Exercise details
Repeat the whole listing below, word for word.

Data excerpts
──────────
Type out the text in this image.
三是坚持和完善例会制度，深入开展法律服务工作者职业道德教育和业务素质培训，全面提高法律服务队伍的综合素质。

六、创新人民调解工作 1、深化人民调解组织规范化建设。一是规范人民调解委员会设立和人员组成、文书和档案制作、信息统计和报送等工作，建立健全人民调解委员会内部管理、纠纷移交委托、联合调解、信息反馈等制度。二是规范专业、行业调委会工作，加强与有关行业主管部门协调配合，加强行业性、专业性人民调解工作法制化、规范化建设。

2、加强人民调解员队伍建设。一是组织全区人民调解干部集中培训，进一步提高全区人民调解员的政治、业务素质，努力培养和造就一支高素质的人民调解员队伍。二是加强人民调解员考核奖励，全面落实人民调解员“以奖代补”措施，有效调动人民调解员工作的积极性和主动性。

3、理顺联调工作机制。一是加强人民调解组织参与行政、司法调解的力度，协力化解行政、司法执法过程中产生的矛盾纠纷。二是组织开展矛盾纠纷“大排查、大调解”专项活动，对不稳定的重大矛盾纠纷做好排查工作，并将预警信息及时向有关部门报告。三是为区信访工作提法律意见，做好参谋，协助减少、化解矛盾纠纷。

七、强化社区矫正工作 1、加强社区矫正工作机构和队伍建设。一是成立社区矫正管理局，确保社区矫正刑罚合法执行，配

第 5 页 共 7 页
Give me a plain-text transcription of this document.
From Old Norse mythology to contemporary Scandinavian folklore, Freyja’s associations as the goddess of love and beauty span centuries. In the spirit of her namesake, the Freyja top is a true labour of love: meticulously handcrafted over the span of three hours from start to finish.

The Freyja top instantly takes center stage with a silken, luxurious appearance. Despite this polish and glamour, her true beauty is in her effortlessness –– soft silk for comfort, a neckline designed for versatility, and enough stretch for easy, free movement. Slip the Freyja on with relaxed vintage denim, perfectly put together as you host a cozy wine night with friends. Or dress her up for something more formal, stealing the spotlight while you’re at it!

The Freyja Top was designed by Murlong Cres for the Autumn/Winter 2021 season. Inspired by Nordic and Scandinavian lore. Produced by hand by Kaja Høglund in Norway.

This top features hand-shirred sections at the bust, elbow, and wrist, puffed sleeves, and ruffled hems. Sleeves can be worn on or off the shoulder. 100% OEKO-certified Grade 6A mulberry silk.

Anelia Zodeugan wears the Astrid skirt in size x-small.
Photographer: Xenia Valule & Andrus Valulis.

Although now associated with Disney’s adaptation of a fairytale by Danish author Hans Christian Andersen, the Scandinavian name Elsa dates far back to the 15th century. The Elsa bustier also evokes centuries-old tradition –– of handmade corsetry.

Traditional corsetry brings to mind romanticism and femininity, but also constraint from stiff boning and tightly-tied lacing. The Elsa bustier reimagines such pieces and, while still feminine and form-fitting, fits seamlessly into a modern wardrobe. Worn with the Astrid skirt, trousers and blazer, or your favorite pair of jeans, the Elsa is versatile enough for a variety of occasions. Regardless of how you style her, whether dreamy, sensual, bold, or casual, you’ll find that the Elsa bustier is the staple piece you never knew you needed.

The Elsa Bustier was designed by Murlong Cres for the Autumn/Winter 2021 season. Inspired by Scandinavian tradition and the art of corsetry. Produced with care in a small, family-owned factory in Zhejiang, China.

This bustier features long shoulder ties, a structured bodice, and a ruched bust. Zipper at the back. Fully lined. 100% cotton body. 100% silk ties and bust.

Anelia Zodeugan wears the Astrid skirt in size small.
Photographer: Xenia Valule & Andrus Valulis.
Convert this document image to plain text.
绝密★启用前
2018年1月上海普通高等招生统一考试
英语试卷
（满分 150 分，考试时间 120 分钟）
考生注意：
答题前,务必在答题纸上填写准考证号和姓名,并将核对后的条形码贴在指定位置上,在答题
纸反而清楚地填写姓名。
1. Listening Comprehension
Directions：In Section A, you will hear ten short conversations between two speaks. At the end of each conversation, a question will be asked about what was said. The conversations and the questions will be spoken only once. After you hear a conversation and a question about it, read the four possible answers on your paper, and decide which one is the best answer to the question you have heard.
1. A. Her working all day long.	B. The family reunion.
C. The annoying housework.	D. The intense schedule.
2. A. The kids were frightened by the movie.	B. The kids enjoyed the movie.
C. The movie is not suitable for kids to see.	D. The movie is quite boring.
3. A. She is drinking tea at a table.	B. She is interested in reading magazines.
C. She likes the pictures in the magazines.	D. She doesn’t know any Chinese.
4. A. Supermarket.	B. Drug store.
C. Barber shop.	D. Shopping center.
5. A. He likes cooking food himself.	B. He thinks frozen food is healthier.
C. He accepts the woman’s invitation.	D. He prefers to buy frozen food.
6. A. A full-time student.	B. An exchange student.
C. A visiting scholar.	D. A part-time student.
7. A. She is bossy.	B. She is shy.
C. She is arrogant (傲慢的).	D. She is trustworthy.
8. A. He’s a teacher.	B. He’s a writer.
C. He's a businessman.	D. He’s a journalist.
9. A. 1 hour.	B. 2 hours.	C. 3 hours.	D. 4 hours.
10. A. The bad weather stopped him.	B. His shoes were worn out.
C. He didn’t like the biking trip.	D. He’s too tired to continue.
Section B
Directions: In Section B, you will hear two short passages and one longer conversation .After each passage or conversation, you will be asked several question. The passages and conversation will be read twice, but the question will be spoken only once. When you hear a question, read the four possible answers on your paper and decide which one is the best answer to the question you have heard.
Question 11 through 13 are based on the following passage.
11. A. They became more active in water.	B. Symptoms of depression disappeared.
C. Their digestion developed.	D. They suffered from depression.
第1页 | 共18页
──────────
Expected output
Type out the text in this image.
三是坚持和完善例会制度，深入开展法律服务工作者职业道德教育和业务素质培训，全面提高法律服务队伍的综合素质。

六、创新人民调解工作 1、深化人民调解组织规范化建设。一是规范人民调解委员会设立和人员组成、文书和档案制作、信息统计和报送等工作，建立健全人民调解委员会内部管理、纠纷移交委托、联合调解、信息反馈等制度。二是规范专业、行业调委会工作，加强与有关行业主管部门协调配合，加强行业性、专业性人民调解工作法制化、规范化建设。

2、加强人民调解员队伍建设。一是组织全区人民调解干部集中培训，进一步提高全区人民调解员的政治、业务素质，努力培养和造就一支高素质的人民调解员队伍。二是加强人民调解员考核奖励，全面落实人民调解员“以奖代补”措施，有效调动人民调解员工作的积极性和主动性。

3、理顺联调工作机制。一是加强人民调解组织参与行政、司法调解的力度，协力化解行政、司法执法过程中产生的矛盾纠纷。二是组织开展矛盾纠纷“大排查、大调解”专项活动，对不稳定的重大矛盾纠纷做好排查工作，并将预警信息及时向有关部门报告。三是为区信访工作提法律意见，做好参谋，协助减少、化解矛盾纠纷。

七、强化社区矫正工作 1、加强社区矫正工作机构和队伍建设。一是成立社区矫正管理局，确保社区矫正刑罚合法执行，配

第 5 页 共 7 页
Give me a plain-text transcription of this document.
From Old Norse mythology to contemporary Scandinavian folklore, Freyja’s associations as the goddess of love and beauty span centuries. In the spirit of her namesake, the Freyja top is a true labour of love: meticulously handcrafted over the span of three hours from start to finish.

The Freyja top instantly takes center stage with a silken, luxurious appearance. Despite this polish and glamour, her true beauty is in her effortlessness –– soft silk for comfort, a neckline designed for versatility, and enough stretch for easy, free movement. Slip the Freyja on with relaxed vintage denim, perfectly put together as you host a cozy wine night with friends. Or dress her up for something more formal, stealing the spotlight while you’re at it!

The Freyja Top was designed by Murlong Cres for the Autumn/Winter 2021 season. Inspired by Nordic and Scandinavian lore. Produced by hand by Kaja Høglund in Norway.

This top features hand-shirred sections at the bust, elbow, and wrist, puffed sleeves, and ruffled hems. Sleeves can be worn on or off the shoulder. 100% OEKO-certified Grade 6A mulberry silk.

Anelia Zodeugan wears the Astrid skirt in size x-small.
Photographer: Xenia Valule & Andrus Valulis.

Although now associated with Disney’s adaptation of a fairytale by Danish author Hans Christian Andersen, the Scandinavian name Elsa dates far back to the 15th century. The Elsa bustier also evokes centuries-old tradition –– of handmade corsetry.

Traditional corsetry brings to mind romanticism and femininity, but also constraint from stiff boning and tightly-tied lacing. The Elsa bustier reimagines such pieces and, while still feminine and form-fitting, fits seamlessly into a modern wardrobe. Worn with the Astrid skirt, trousers and blazer, or your favorite pair of jeans, the Elsa is versatile enough for a variety of occasions. Regardless of how you style her, whether dreamy, sensual, bold, or casual, you’ll find that the Elsa bustier is the staple piece you never knew you needed.

The Elsa Bustier was designed by Murlong Cres for the Autumn/Winter 2021 season. Inspired by Scandinavian tradition and the art of corsetry. Produced with care in a small, family-owned factory in Zhejiang, China.

This bustier features long shoulder ties, a structured bodice, and a ruched bust. Zipper at the back. Fully lined. 100% cotton body. 100% silk ties and bust.

Anelia Zodeugan wears the Astrid skirt in size small.
Photographer: Xenia Valule & Andrus Valulis.
Convert this document image to plain text.
绝密★启用前
2018年1月上海普通高等招生统一考试
英语试卷
（满分 150 分，考试时间 120 分钟）
考生注意：
答题前,务必在答题纸上填写准考证号和姓名,并将核对后的条形码贴在指定位置上,在答题
纸反而清楚地填写姓名。
1. Listening Comprehension
Directions：In Section A, you will hear ten short conversations between two speaks. At the end of each conversation, a question will be asked about what was said. The conversations and the questions will be spoken only once. After you hear a conversation and a question about it, read the four possible answers on your paper, and decide which one is the best answer to the question you have heard.
1. A. Her working all day long.	B. The family reunion.
C. The annoying housework.	D. The intense schedule.
2. A. The kids were frightened by the movie.	B. The kids enjoyed the movie.
C. The movie is not suitable for kids to see.	D. The movie is quite boring.
3. A. She is drinking tea at a table.	B. She is interested in reading magazines.
C. She likes the pictures in the magazines.	D. She doesn’t know any Chinese.
4. A. Supermarket.	B. Drug store.
C. Barber shop.	D. Shopping center.
5. A. He likes cooking food himself.	B. He thinks frozen food is healthier.
C. He accepts the woman’s invitation.	D. He prefers to buy frozen food.
6. A. A full-time student.	B. An exchange student.
C. A visiting scholar.	D. A part-time student.
7. A. She is bossy.	B. She is shy.
C. She is arrogant (傲慢的).	D. She is trustworthy.
8. A. He’s a teacher.	B. He’s a writer.
C. He's a businessman.	D. He’s a journalist.
9. A. 1 hour.	B. 2 hours.	C. 3 hours.	D. 4 hours.
10. A. The bad weather stopped him.	B. His shoes were worn out.
C. He didn’t like the biking trip.	D. He’s too tired to continue.
Section B
Directions: In Section B, you will hear two short passages and one longer conversation .After each passage or conversation, you will be asked several question. The passages and conversation will be read twice, but the question will be spoken only once. When you hear a question, read the four possible answers on your paper and decide which one is the best answer to the question you have heard.
Question 11 through 13 are based on the following passage.
11. A. They became more active in water.	B. Symptoms of depression disappeared.
C. Their digestion developed.	D. They suffered from depression.
第1页 | 共18页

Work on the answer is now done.